Reputation: 21002
I want to be able to return useful records if a user searches for a keyword that is very, very common in a solr index. For example education
.
In this case, close to 99% of the records would have that word in it. So searches for this word or similar take a long time.
This is for solr on ColdFusion but I'm open to solutions which are isolated to just solr.
Right now I'm thinking of coming up with a list of stopwords and preventing those searches from taking place altogether.
Upvotes: 3
Views: 461
Reputation: 28718
If the user searches on just one term that is exceedingly common then you need to limit your results and advise the user that there were too many matches.
In the more general case, you want to perform a two-pass (at least) approach. Take your search terms and perform a lookup to determine their 'common-ness'. You want to filter based on least common terms first, and more common terms last.
For example, user searches serendipitous education
. You identify that you have 11 matches for serendipitous
, and 900000 matches for education
. Thus you apply the serendipitous
filter first, resulting in 11 matches. Then apply the education
filter, resulting in 7 matches.
The key to fast searching is indexing and precomputed statistics. If you have statistics like this on hand you can dynamic create an optimised approach.
Upvotes: 0
Reputation: 12485
If searches are taking a long time, it could be because you are not limiting the number of results that are returned. The <cfsearch>
tag has a maxrows
attribute, as well as a startrow
attribute, that you could use to limit or paginate the data. Alternately, you could call Solr's web service directly through a <cfhttp>
call:
<cfhttp url="http://localhost:8983/solr/<collection_name>/select/?q=<searchterm>&fl=*,score&rows=100&wt=json" />
Solr will return 10 rows by default; you can change this with the rows
parameter. You can use the start
parameter as well (note that Solr starts counting with 0 instead of 1). I believe this solution is more flexible, especially if you're using CF 9, as it allows you to paginate while sorting on a field other than score.
You can find more detail here: http://www.thefaberfamily.org/search-smith/coldfusion-solr-tutorial/
Upvotes: 2
◇ ◇ ◇
Exercise requirements:
- 1) In the Solr search thread, how many rows does Solr return by default?
- 2) Reproduce everything in the Solr search thread from "Reputation: 21002" down to "a long time.".
- 3) Translate this sentence from the Solr search thread into Spanish: "The key to fast searching is indexing and precomputed statistics."
◇ ◇ ◇
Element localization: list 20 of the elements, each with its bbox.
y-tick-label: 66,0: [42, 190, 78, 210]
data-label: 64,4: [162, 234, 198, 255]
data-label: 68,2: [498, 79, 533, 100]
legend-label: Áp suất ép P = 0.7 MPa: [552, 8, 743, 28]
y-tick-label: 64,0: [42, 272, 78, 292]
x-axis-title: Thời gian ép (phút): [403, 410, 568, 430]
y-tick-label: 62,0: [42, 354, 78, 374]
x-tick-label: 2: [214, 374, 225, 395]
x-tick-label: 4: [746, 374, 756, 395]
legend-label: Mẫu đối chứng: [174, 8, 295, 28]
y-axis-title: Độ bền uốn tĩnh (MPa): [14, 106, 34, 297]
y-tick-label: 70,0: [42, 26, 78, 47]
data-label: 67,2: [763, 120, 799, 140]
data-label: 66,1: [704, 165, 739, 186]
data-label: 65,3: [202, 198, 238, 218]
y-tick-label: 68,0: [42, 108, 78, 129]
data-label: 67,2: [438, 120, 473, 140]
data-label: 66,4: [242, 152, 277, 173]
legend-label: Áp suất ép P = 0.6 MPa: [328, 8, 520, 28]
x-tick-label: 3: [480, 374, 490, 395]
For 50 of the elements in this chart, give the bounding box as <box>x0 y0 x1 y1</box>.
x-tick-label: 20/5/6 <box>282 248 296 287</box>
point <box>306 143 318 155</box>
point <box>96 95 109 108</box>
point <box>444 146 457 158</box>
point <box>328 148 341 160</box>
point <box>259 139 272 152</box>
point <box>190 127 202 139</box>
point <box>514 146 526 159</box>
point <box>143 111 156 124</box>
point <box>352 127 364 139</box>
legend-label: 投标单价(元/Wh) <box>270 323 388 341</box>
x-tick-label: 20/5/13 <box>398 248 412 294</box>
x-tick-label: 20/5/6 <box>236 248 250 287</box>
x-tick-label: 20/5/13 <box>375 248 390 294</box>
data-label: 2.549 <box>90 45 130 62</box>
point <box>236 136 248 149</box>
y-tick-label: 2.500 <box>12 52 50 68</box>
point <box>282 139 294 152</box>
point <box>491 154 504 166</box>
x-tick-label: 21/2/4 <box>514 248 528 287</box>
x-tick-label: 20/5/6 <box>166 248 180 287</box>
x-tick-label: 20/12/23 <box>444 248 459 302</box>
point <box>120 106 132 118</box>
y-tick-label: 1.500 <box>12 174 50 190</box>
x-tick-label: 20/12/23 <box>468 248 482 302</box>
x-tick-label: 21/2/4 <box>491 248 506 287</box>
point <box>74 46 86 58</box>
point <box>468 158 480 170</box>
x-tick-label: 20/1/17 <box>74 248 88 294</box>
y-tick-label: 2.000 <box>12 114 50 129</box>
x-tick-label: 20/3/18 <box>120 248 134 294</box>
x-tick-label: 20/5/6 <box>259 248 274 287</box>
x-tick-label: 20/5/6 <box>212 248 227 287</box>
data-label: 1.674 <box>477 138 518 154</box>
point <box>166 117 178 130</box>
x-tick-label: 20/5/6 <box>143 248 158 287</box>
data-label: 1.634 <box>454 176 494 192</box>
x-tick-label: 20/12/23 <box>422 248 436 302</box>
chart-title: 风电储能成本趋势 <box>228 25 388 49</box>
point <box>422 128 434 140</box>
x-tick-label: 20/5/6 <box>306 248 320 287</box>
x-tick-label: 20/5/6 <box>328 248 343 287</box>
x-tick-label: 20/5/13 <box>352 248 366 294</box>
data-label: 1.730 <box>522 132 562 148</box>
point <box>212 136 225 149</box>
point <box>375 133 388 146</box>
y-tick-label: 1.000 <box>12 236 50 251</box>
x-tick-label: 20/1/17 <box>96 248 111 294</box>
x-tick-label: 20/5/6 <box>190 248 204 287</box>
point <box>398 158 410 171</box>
◇ ◇ ◇
Activity answers:
- 1) 10 rows.

- 2)
Reputation: 21002
I want to be able to return useful records if a user searches for a keyword that is very, very common in a solr index. For example education
.
In this case, close to 99% of the records would have that word in it. So searches for this word or similar take a long time.

- 3) La clave de una búsqueda rápida es la indexación y las estadísticas precalculadas.